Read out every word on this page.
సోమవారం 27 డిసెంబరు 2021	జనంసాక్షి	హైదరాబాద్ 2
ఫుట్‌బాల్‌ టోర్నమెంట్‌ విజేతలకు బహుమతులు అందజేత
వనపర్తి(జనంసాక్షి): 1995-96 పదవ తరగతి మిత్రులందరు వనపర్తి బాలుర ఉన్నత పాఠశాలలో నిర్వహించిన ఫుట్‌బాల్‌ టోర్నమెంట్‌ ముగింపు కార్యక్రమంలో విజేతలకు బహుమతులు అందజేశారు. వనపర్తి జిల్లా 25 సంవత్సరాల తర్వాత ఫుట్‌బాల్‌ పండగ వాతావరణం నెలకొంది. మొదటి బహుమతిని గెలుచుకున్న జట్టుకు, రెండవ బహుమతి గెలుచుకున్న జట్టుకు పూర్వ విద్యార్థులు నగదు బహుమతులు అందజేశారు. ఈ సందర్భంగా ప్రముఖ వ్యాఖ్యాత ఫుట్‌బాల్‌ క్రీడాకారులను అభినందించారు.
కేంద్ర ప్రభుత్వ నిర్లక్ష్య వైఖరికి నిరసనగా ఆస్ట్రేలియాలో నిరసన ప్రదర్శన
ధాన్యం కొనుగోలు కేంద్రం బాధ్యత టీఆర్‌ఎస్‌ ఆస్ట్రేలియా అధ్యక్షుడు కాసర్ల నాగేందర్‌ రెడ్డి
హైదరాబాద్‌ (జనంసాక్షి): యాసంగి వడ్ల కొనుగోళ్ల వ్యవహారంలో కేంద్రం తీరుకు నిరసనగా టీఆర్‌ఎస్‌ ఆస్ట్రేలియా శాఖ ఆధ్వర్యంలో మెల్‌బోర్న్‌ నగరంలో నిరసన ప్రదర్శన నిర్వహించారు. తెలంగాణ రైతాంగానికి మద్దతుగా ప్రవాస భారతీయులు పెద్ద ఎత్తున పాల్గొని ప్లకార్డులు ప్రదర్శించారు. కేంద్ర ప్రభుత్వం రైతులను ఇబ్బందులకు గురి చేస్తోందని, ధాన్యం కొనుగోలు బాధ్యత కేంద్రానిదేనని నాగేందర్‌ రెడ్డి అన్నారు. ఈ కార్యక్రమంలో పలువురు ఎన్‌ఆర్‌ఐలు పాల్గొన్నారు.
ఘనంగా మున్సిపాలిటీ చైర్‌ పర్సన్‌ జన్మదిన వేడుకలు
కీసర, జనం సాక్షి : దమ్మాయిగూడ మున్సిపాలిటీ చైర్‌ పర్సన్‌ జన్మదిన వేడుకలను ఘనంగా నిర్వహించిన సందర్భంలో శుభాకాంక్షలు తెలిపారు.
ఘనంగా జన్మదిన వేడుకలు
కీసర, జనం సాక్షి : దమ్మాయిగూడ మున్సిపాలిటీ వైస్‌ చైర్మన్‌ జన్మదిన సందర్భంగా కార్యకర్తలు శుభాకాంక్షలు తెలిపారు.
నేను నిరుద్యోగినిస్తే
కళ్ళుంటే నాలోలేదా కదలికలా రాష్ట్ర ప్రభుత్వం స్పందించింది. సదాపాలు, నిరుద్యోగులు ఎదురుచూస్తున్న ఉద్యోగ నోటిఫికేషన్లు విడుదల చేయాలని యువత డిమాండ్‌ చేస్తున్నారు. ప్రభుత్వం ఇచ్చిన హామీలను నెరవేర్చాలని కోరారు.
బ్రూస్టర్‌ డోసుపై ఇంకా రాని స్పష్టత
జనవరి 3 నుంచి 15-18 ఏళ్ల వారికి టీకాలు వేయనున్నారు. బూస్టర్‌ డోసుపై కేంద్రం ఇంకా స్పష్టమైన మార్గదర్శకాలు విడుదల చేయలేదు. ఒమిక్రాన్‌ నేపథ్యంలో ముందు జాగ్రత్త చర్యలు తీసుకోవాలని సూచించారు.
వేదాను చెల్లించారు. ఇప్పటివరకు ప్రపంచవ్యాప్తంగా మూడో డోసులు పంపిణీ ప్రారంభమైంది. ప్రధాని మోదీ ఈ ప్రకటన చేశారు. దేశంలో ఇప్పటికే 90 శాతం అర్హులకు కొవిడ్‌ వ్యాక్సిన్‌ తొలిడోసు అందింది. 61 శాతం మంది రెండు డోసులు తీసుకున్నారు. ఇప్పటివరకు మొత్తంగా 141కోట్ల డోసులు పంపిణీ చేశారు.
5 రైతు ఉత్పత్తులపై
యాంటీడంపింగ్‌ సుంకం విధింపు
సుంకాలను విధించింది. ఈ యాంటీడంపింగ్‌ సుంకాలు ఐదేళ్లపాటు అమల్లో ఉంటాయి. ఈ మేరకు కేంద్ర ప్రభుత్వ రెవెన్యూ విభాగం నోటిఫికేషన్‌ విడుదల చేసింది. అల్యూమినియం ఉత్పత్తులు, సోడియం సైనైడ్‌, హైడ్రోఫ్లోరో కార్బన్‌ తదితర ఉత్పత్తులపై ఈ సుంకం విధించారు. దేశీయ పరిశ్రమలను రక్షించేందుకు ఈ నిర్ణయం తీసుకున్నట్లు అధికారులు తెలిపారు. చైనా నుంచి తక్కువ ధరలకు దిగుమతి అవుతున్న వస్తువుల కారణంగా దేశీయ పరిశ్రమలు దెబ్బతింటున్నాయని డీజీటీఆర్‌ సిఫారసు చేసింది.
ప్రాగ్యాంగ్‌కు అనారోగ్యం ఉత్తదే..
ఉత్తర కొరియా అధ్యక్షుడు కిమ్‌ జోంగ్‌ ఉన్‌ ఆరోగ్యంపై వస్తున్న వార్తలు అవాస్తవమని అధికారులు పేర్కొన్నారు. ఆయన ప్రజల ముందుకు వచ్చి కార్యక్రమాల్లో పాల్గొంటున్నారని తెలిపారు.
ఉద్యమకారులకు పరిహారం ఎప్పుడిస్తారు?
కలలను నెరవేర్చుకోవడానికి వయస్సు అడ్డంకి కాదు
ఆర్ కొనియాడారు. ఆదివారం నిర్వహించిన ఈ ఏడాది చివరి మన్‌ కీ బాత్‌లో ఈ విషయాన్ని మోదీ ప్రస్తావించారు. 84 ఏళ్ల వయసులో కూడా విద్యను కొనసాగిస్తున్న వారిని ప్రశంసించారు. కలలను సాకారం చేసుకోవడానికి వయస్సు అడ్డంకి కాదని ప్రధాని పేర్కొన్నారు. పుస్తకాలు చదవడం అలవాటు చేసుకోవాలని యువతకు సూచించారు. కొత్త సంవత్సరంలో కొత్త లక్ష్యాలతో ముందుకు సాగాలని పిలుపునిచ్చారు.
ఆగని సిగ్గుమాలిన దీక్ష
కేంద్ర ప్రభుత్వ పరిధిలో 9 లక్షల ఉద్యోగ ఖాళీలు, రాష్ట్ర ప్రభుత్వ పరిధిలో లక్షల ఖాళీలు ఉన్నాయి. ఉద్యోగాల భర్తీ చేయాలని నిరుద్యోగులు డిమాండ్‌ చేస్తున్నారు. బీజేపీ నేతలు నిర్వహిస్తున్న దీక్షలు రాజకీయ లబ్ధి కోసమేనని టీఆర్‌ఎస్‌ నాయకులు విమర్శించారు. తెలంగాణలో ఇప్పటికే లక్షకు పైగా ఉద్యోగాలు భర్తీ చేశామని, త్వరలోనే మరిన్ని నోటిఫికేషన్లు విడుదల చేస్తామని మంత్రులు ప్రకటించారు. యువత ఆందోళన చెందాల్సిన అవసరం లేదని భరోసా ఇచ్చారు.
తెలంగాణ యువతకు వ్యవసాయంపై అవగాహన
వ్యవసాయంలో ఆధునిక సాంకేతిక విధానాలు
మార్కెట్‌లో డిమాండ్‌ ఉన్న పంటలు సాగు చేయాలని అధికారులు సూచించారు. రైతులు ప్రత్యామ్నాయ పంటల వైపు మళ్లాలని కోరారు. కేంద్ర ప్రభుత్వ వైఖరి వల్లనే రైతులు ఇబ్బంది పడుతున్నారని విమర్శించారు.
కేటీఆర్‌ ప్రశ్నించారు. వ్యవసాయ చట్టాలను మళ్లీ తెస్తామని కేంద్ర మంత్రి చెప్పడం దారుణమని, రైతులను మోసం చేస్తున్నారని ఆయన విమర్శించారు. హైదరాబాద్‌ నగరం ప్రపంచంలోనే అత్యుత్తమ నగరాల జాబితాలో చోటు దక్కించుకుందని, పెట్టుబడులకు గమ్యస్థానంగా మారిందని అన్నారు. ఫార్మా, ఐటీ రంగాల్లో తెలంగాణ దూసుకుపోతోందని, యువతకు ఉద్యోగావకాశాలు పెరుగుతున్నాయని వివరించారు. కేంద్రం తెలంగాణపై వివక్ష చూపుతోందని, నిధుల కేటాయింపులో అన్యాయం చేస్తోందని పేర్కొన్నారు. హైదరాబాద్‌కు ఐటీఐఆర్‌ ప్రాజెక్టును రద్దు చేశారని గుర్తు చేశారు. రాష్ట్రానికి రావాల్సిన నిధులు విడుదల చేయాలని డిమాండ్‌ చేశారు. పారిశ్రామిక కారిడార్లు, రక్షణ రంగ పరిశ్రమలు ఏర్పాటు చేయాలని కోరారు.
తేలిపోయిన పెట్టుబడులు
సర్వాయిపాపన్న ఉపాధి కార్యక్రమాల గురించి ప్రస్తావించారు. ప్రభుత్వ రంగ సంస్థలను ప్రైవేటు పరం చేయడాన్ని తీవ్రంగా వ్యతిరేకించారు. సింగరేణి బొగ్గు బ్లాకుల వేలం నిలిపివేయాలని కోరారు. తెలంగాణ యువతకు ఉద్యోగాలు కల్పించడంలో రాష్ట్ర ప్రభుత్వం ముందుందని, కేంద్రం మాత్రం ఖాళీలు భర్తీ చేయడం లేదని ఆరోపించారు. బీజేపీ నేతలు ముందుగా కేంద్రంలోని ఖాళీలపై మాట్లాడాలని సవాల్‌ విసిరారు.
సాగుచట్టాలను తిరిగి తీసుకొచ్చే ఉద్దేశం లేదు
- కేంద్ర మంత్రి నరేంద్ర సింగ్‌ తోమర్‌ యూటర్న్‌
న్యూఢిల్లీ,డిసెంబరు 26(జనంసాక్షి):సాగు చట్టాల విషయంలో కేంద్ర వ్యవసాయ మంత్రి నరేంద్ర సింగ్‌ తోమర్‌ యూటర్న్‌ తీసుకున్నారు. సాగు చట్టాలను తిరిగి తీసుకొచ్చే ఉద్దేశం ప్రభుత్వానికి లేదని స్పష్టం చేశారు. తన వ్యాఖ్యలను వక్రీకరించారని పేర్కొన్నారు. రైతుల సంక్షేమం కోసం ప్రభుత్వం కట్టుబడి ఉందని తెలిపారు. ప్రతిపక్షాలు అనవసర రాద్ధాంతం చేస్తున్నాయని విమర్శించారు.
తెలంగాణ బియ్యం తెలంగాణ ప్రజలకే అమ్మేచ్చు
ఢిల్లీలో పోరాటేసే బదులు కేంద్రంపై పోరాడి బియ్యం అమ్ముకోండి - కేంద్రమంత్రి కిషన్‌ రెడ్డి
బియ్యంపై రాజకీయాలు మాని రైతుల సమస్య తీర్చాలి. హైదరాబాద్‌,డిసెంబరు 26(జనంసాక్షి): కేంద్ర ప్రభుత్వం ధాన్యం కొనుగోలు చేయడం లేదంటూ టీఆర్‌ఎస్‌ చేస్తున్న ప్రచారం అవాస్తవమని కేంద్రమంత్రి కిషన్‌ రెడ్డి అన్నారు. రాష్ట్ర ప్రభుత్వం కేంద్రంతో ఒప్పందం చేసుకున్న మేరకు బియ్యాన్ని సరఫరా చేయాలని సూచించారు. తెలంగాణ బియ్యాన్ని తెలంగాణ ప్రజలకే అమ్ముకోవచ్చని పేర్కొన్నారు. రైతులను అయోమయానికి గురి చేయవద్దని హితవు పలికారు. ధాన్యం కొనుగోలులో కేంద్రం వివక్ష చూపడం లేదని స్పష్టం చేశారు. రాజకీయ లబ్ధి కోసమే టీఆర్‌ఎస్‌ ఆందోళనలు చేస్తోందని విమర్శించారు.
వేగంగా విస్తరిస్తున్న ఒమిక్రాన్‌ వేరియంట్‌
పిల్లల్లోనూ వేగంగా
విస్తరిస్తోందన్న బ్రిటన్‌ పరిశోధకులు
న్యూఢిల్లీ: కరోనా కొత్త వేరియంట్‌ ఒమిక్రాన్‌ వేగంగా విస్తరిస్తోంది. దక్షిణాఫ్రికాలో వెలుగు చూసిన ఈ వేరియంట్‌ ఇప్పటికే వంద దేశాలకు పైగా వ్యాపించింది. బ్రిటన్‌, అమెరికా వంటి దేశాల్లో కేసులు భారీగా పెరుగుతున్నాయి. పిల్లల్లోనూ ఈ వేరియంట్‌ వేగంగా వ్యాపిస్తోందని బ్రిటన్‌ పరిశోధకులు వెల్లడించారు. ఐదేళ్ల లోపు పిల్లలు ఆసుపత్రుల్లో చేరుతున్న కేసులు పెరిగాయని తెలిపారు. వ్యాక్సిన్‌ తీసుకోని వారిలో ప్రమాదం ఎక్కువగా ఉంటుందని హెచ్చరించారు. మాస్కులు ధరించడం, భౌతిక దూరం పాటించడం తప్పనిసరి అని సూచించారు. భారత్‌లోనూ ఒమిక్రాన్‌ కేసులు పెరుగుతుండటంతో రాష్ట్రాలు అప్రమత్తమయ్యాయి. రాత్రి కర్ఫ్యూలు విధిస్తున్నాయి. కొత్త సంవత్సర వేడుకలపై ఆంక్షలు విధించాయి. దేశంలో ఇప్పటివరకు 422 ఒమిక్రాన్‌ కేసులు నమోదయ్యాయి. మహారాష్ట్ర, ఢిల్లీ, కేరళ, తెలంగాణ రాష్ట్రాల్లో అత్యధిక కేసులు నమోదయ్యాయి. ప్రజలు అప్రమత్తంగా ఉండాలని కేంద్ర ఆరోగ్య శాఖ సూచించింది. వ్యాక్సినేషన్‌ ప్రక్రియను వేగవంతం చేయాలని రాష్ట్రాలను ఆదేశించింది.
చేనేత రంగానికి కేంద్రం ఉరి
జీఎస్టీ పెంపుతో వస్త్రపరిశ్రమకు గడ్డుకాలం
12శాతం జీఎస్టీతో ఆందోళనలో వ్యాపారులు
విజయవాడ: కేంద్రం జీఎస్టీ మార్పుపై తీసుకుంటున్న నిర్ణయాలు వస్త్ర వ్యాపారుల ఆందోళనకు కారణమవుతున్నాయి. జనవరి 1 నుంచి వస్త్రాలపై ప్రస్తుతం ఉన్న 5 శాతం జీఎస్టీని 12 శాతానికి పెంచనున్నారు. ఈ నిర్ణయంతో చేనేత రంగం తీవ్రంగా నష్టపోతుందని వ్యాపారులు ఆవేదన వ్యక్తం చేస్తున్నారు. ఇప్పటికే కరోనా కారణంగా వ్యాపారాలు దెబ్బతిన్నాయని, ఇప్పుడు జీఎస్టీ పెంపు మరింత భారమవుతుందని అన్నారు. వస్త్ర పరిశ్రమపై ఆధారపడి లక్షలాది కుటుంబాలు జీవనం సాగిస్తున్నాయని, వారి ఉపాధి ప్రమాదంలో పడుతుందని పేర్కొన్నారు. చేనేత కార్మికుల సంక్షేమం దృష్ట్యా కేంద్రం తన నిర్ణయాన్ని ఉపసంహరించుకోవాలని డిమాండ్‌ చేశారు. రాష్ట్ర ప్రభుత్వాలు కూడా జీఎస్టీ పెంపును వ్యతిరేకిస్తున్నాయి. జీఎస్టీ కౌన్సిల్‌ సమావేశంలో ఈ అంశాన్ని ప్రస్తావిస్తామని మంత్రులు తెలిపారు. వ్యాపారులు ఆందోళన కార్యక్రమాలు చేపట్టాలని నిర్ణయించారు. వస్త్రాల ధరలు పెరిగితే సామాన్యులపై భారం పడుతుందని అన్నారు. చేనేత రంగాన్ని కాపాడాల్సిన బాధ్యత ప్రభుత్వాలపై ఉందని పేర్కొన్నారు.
——————
[Your objective]
Return the lines of the records that include the string "కలలన".

[Response]
కలలను నెరవేర్చుకోవడానికి వయస్సు అడ్డంకి కాదు
ఆర్ కొనియాడారు. ఆదివారం నిర్వహించిన ఈ ఏడాది చివరి మన్‌ కీ బాత్‌లో ఈ విషయాన్ని మోదీ ప్రస్తావించారు. 84 ఏళ్ల వయసులో కూడా విద్యను కొనసాగిస్తున్న వారిని ప్రశంసించారు. కలలను సాకారం చేసుకోవడానికి వయస్సు అడ్డంకి కాదని ప్రధాని పేర్కొన్నారు. పుస్తకాలు చదవడం అలవాటు చేసుకోవాలని యువతకు సూచించారు. కొత్త సంవత్సరంలో కొత్త లక్ష్యాలతో ముందుకు సాగాలని పిలుపునిచ్చారు.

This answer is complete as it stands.